Your task → The entries below should be given again exactly, minus their pictures.

Data shown →
* * *
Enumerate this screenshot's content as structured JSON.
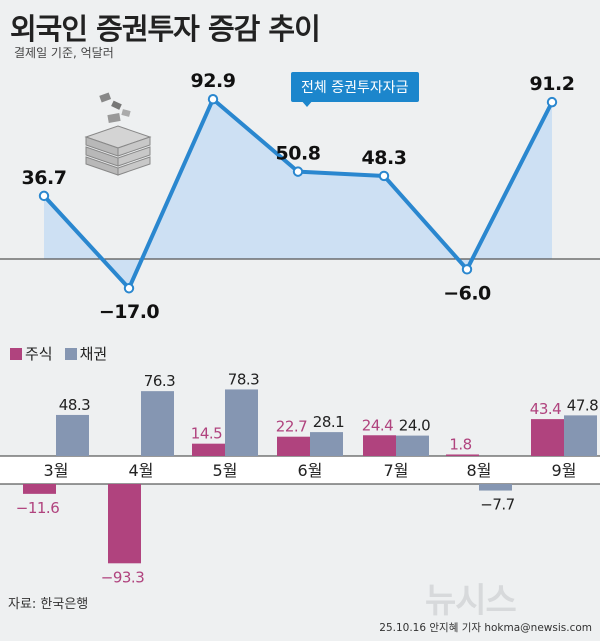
{
  "title": "외국인 증권투자 증감 추이",
  "subtitle": "결제일 기준, 억달러",
  "callout": "전체 증권투자자금",
  "legend": {
    "stock": "주식",
    "bond": "채권"
  },
  "source": "자료: 한국은행",
  "credit": "25.10.16 안지혜 기자 hokma@newsis.com",
  "watermark": "뉴시스",
  "colors": {
    "line": "#2a87cf",
    "area": "#cde0f3",
    "stock": "#b0437e",
    "bond": "#8596b2"
  },
  "chart_data": [
    {
      "type": "line",
      "x": [
        "3월",
        "4월",
        "5월",
        "6월",
        "7월",
        "8월",
        "9월"
      ],
      "series": [
        {
          "name": "전체 증권투자자금",
          "values": [
            36.7,
            -17.0,
            92.9,
            50.8,
            48.3,
            -6.0,
            91.2
          ]
        }
      ]
    },
    {
      "type": "bar",
      "categories": [
        "3월",
        "4월",
        "5월",
        "6월",
        "7월",
        "8월",
        "9월"
      ],
      "series": [
        {
          "name": "주식",
          "values": [
            -11.6,
            -93.3,
            14.5,
            22.7,
            24.4,
            1.8,
            43.4
          ]
        },
        {
          "name": "채권",
          "values": [
            48.3,
            76.3,
            78.3,
            28.1,
            24.0,
            -7.7,
            47.8
          ]
        }
      ]
    }
  ]
}
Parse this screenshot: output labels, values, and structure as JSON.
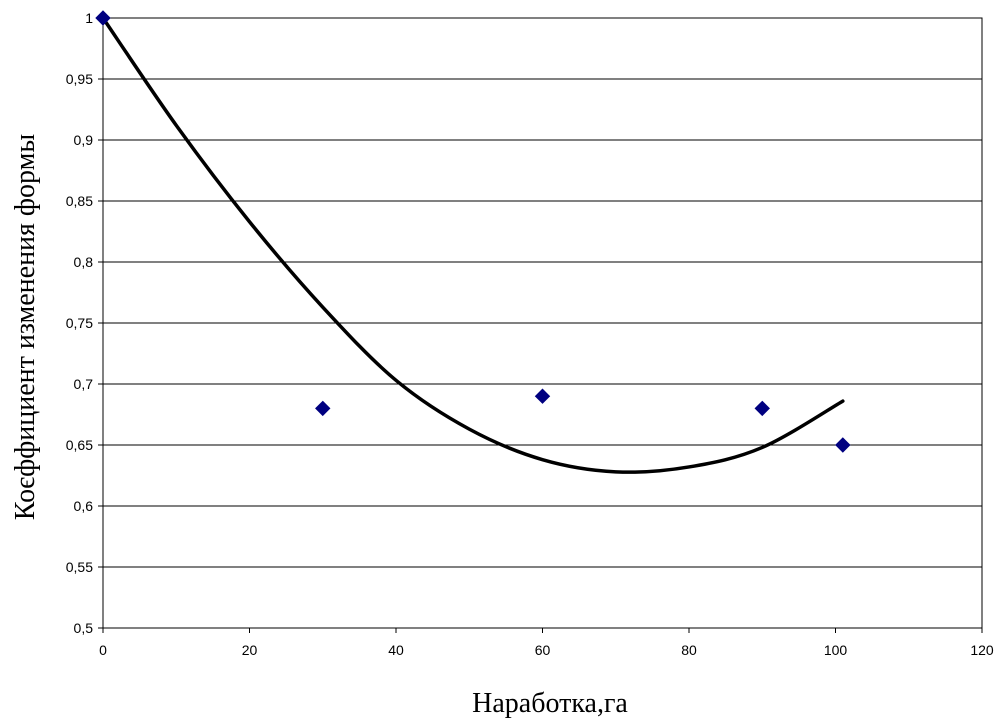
{
  "chart_data": {
    "type": "scatter",
    "title": "",
    "xlabel": "Наработка,га",
    "ylabel": "Коєффициент изменения формы",
    "xlim": [
      0,
      120
    ],
    "ylim": [
      0.5,
      1
    ],
    "x_ticks": [
      0,
      20,
      40,
      60,
      80,
      100,
      120
    ],
    "x_tick_labels": [
      "0",
      "20",
      "40",
      "60",
      "80",
      "100",
      "120"
    ],
    "y_ticks": [
      0.5,
      0.55,
      0.6,
      0.65,
      0.7,
      0.75,
      0.8,
      0.85,
      0.9,
      0.95,
      1
    ],
    "y_tick_labels": [
      "0,5",
      "0,55",
      "0,6",
      "0,65",
      "0,7",
      "0,75",
      "0,8",
      "0,85",
      "0,9",
      "0,95",
      "1"
    ],
    "grid": "horizontal",
    "legend": "none",
    "series": [
      {
        "type": "scatter",
        "marker": "diamond",
        "color": "#000080",
        "points": [
          {
            "x": 0,
            "y": 1.0
          },
          {
            "x": 30,
            "y": 0.68
          },
          {
            "x": 60,
            "y": 0.69
          },
          {
            "x": 90,
            "y": 0.68
          },
          {
            "x": 101,
            "y": 0.65
          }
        ]
      },
      {
        "type": "line",
        "role": "trendline",
        "color": "#000000",
        "points": [
          {
            "x": 0,
            "y": 1.0
          },
          {
            "x": 10,
            "y": 0.912
          },
          {
            "x": 20,
            "y": 0.833
          },
          {
            "x": 30,
            "y": 0.763
          },
          {
            "x": 40,
            "y": 0.703
          },
          {
            "x": 50,
            "y": 0.663
          },
          {
            "x": 60,
            "y": 0.638
          },
          {
            "x": 70,
            "y": 0.628
          },
          {
            "x": 80,
            "y": 0.632
          },
          {
            "x": 90,
            "y": 0.648
          },
          {
            "x": 101,
            "y": 0.686
          }
        ]
      }
    ]
  }
}
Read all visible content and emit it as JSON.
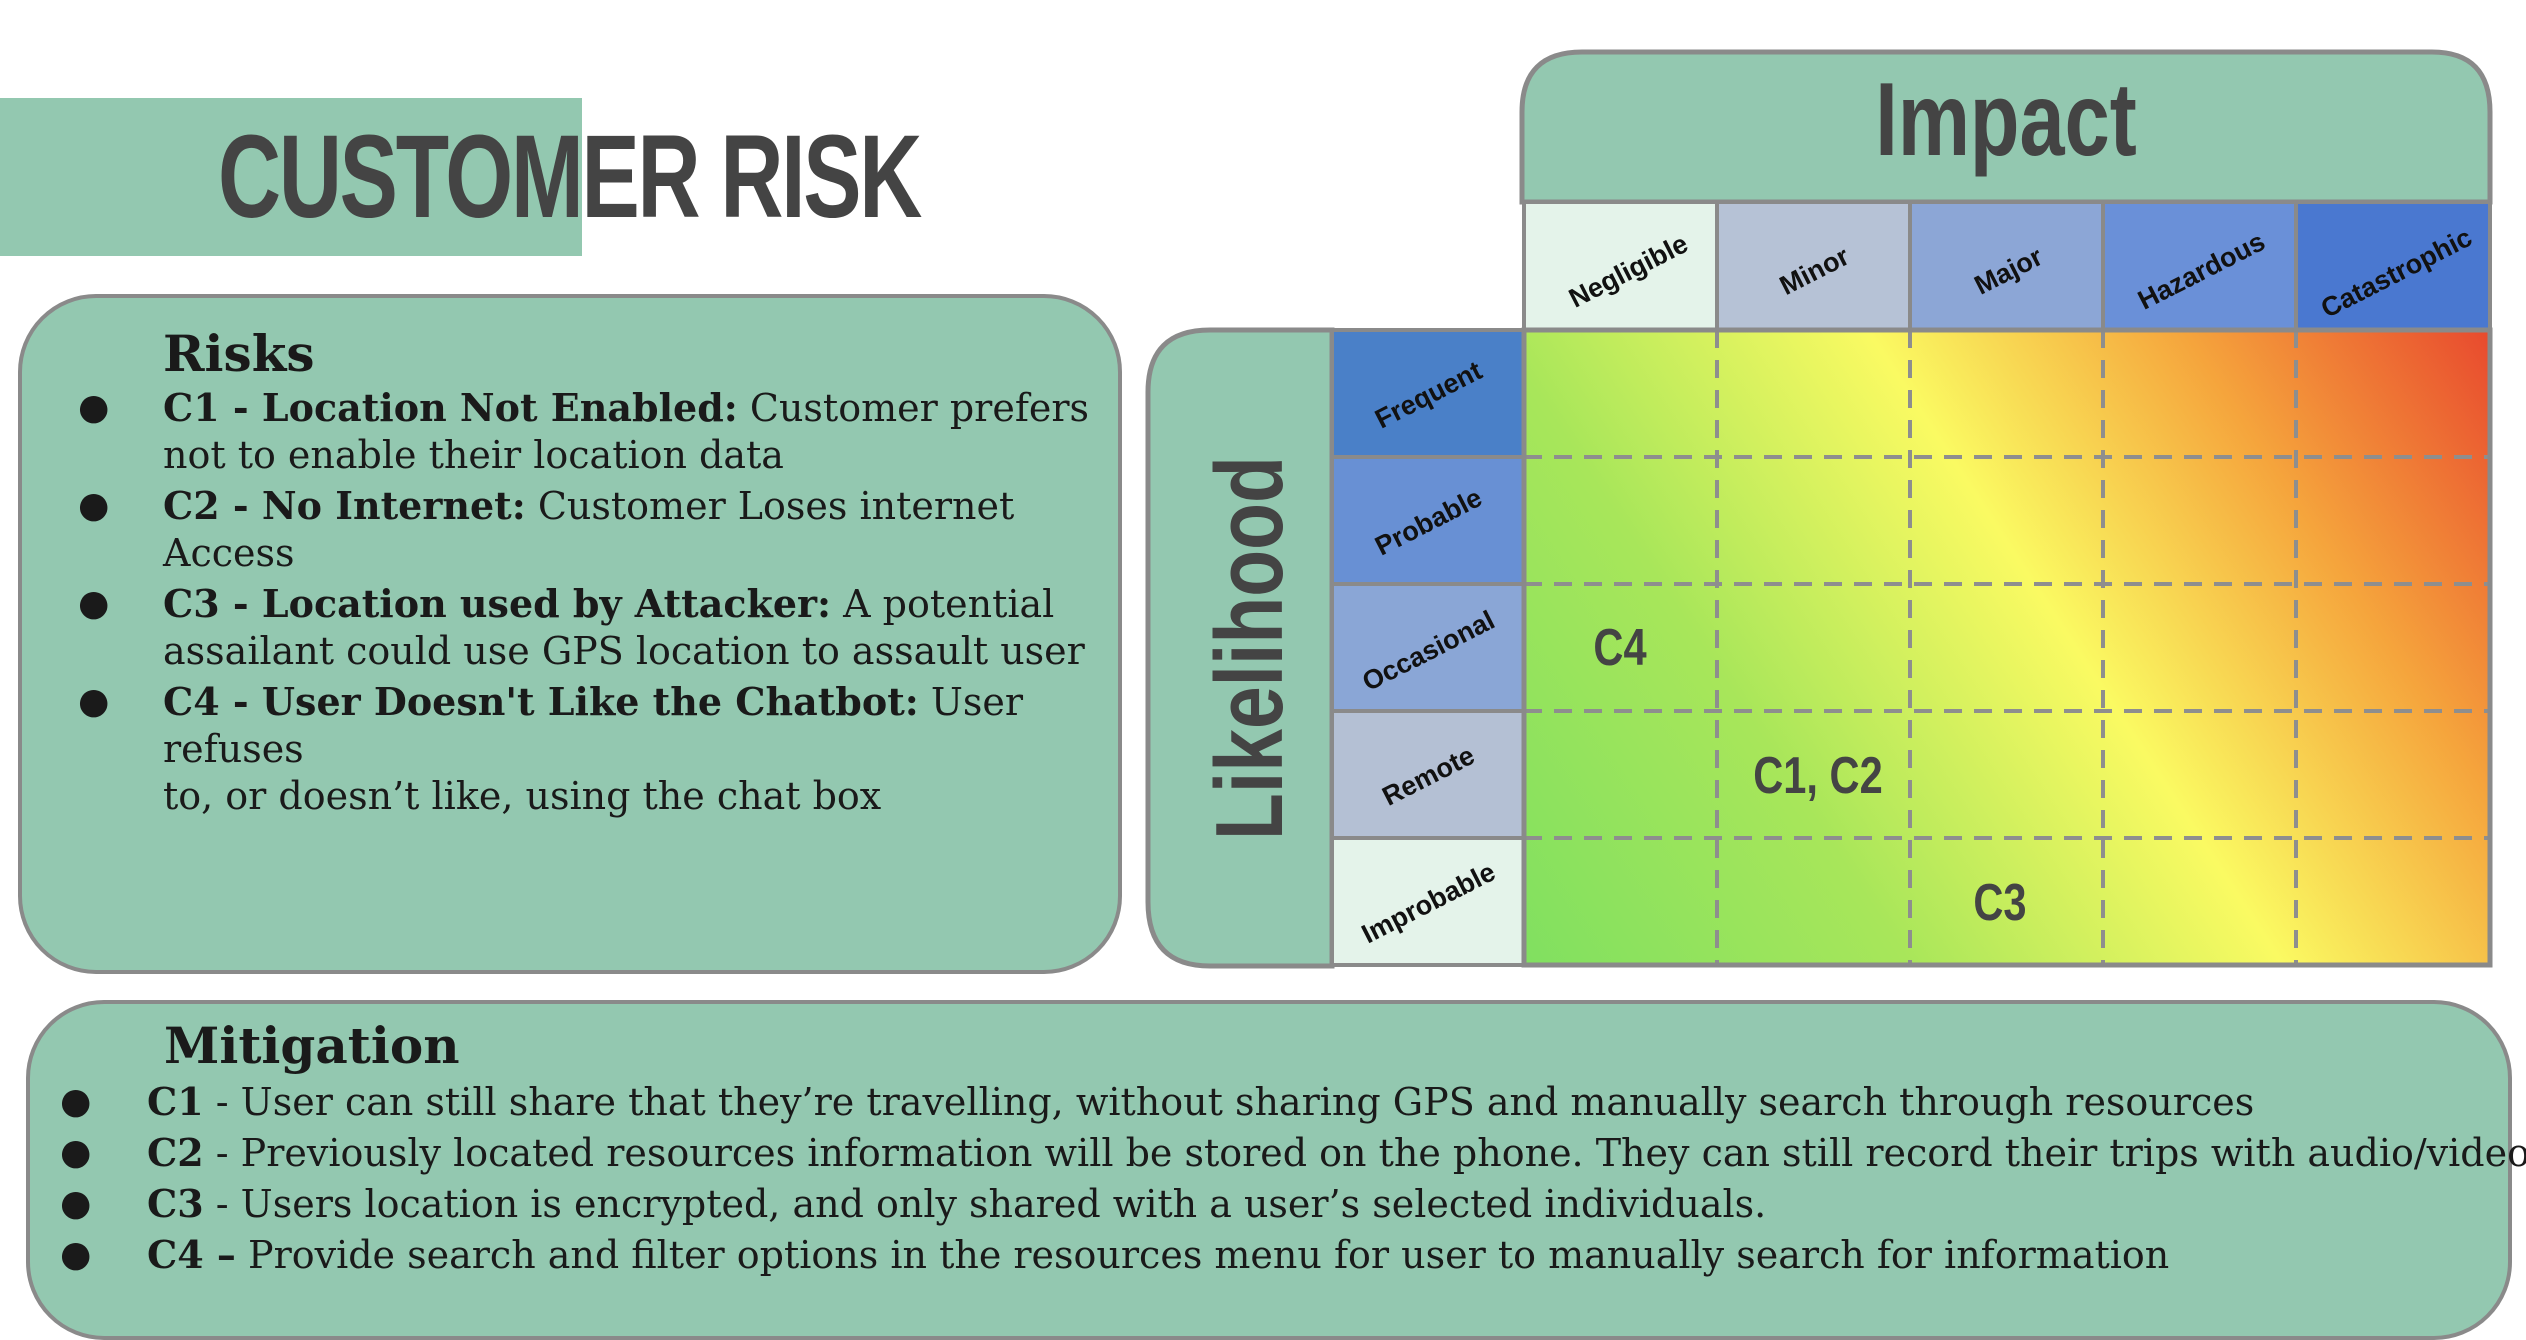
* * *
Response to this task →
Enumerate this screenshot's content as structured JSON.
{
  "title": "외국인 증권투자 증감 추이",
  "subtitle": "결제일 기준, 억달러",
  "callout": "전체 증권투자자금",
  "legend": {
    "stock": "주식",
    "bond": "채권"
  },
  "source": "자료: 한국은행",
  "credit": "25.10.16 안지혜 기자 hokma@newsis.com",
  "watermark": "뉴시스",
  "colors": {
    "line": "#2a87cf",
    "area": "#cde0f3",
    "stock": "#b0437e",
    "bond": "#8596b2"
  },
  "chart_data": [
    {
      "type": "line",
      "x": [
        "3월",
        "4월",
        "5월",
        "6월",
        "7월",
        "8월",
        "9월"
      ],
      "series": [
        {
          "name": "전체 증권투자자금",
          "values": [
            36.7,
            -17.0,
            92.9,
            50.8,
            48.3,
            -6.0,
            91.2
          ]
        }
      ]
    },
    {
      "type": "bar",
      "categories": [
        "3월",
        "4월",
        "5월",
        "6월",
        "7월",
        "8월",
        "9월"
      ],
      "series": [
        {
          "name": "주식",
          "values": [
            -11.6,
            -93.3,
            14.5,
            22.7,
            24.4,
            1.8,
            43.4
          ]
        },
        {
          "name": "채권",
          "values": [
            48.3,
            76.3,
            78.3,
            28.1,
            24.0,
            -7.7,
            47.8
          ]
        }
      ]
    }
  ]
}
Parse this screenshot: output labels, values, and structure as JSON.
{
  "chart_data": {
    "type": "scatter",
    "title": "",
    "xlabel": "Наработка,га",
    "ylabel": "Коєффициент изменения формы",
    "xlim": [
      0,
      120
    ],
    "ylim": [
      0.5,
      1
    ],
    "x_ticks": [
      0,
      20,
      40,
      60,
      80,
      100,
      120
    ],
    "x_tick_labels": [
      "0",
      "20",
      "40",
      "60",
      "80",
      "100",
      "120"
    ],
    "y_ticks": [
      0.5,
      0.55,
      0.6,
      0.65,
      0.7,
      0.75,
      0.8,
      0.85,
      0.9,
      0.95,
      1
    ],
    "y_tick_labels": [
      "0,5",
      "0,55",
      "0,6",
      "0,65",
      "0,7",
      "0,75",
      "0,8",
      "0,85",
      "0,9",
      "0,95",
      "1"
    ],
    "grid": "horizontal",
    "legend": "none",
    "series": [
      {
        "type": "scatter",
        "marker": "diamond",
        "color": "#000080",
        "points": [
          {
            "x": 0,
            "y": 1.0
          },
          {
            "x": 30,
            "y": 0.68
          },
          {
            "x": 60,
            "y": 0.69
          },
          {
            "x": 90,
            "y": 0.68
          },
          {
            "x": 101,
            "y": 0.65
          }
        ]
      },
      {
        "type": "line",
        "role": "trendline",
        "color": "#000000",
        "points": [
          {
            "x": 0,
            "y": 1.0
          },
          {
            "x": 10,
            "y": 0.912
          },
          {
            "x": 20,
            "y": 0.833
          },
          {
            "x": 30,
            "y": 0.763
          },
          {
            "x": 40,
            "y": 0.703
          },
          {
            "x": 50,
            "y": 0.663
          },
          {
            "x": 60,
            "y": 0.638
          },
          {
            "x": 70,
            "y": 0.628
          },
          {
            "x": 80,
            "y": 0.632
          },
          {
            "x": 90,
            "y": 0.648
          },
          {
            "x": 101,
            "y": 0.686
          }
        ]
      }
    ]
  }
}
Read all visible content and emit it as JSON.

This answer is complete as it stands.